▶ **Given exercise**:
Locate every line in the material below that has the word "Blanchard". Copy each of those lines.

(Data records)
━━━━━━━━
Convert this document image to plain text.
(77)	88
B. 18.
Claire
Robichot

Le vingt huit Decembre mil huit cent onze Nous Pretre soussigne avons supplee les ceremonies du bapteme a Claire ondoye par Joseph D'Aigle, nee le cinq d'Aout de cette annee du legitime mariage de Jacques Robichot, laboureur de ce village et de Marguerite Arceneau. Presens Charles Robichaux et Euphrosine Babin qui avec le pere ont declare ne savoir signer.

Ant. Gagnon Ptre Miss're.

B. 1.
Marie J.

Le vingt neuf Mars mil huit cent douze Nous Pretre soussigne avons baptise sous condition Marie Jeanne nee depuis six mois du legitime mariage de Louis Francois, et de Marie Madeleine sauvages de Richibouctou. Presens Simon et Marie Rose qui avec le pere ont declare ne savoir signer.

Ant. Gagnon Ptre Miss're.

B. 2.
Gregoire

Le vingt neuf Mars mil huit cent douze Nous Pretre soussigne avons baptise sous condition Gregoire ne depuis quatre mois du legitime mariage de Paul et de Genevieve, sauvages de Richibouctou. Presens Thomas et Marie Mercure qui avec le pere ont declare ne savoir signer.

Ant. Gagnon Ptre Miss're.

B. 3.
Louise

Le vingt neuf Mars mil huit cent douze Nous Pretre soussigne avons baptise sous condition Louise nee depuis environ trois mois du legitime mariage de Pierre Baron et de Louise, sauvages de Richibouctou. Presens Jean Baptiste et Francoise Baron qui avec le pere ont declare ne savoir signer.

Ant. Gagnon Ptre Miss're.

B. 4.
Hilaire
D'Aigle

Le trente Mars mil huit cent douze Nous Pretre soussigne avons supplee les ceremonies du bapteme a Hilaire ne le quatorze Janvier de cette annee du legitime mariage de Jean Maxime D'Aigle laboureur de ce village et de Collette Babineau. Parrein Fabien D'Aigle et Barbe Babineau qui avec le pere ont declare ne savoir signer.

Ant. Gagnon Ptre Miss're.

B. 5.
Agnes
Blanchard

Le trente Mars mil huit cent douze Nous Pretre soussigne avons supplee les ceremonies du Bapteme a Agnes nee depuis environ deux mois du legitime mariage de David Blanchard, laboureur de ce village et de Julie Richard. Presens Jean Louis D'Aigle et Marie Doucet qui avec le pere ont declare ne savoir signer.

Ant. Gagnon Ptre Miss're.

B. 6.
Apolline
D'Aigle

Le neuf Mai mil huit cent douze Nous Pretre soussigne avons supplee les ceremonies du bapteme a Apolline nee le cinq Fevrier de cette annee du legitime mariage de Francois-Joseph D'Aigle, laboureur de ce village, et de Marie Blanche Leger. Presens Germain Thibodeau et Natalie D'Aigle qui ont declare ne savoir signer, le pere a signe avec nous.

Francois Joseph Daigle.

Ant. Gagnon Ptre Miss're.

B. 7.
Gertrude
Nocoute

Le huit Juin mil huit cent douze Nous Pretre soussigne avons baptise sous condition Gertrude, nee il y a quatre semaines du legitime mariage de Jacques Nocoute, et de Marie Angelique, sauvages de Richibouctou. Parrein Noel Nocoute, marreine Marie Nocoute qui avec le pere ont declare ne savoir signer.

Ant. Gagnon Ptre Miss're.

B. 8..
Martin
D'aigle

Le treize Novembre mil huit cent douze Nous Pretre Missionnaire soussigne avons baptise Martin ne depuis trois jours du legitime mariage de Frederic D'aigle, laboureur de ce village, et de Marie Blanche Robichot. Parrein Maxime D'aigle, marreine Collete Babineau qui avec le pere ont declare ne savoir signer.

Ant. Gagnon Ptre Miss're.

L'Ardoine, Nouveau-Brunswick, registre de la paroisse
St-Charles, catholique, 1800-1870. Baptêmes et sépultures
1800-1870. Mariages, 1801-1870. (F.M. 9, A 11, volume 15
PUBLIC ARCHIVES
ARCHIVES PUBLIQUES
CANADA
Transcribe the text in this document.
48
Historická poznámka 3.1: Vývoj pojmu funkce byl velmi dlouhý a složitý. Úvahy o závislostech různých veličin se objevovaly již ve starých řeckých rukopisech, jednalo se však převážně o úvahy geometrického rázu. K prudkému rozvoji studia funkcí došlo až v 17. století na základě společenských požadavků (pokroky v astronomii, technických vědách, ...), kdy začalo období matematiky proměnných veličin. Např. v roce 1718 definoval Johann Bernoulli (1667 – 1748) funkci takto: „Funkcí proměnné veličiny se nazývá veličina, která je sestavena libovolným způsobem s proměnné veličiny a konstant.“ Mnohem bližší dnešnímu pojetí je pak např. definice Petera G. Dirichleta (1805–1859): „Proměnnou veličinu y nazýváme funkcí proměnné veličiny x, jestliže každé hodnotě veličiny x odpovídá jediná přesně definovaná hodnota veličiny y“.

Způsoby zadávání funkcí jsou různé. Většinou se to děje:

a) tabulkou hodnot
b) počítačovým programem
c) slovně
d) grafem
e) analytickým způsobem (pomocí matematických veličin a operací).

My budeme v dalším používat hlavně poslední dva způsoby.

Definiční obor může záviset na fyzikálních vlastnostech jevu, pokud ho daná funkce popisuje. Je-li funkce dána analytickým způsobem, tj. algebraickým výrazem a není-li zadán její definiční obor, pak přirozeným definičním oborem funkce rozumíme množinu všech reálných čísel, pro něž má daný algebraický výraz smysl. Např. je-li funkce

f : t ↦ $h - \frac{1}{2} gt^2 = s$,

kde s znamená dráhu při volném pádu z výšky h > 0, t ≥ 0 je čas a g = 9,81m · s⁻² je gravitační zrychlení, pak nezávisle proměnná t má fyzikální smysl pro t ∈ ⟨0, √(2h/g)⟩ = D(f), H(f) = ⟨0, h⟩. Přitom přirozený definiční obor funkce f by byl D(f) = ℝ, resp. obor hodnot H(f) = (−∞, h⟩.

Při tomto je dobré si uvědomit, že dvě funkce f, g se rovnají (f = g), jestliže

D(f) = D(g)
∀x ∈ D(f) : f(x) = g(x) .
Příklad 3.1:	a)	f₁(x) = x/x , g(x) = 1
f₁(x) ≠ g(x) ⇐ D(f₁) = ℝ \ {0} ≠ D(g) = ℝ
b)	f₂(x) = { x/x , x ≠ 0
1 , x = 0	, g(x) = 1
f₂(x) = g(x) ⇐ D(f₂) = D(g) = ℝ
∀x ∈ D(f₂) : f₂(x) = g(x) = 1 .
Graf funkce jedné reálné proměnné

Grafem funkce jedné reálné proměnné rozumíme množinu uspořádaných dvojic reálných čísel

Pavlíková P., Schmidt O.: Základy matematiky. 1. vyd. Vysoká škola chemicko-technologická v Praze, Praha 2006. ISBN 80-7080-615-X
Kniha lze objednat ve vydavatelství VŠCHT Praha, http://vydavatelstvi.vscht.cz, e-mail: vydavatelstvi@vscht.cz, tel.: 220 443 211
━━━━━━━━
▶ **Response to the task**:
Blanchard
Le trente Mars mil huit cent douze Nous Pretre soussigne avons supplee les ceremonies du Bapteme a Agnes nee depuis environ deux mois du legitime mariage de David Blanchard, laboureur de ce village et de Julie Richard. Presens Jean Louis D'Aigle et Marie Doucet qui avec le pere ont declare ne savoir signer.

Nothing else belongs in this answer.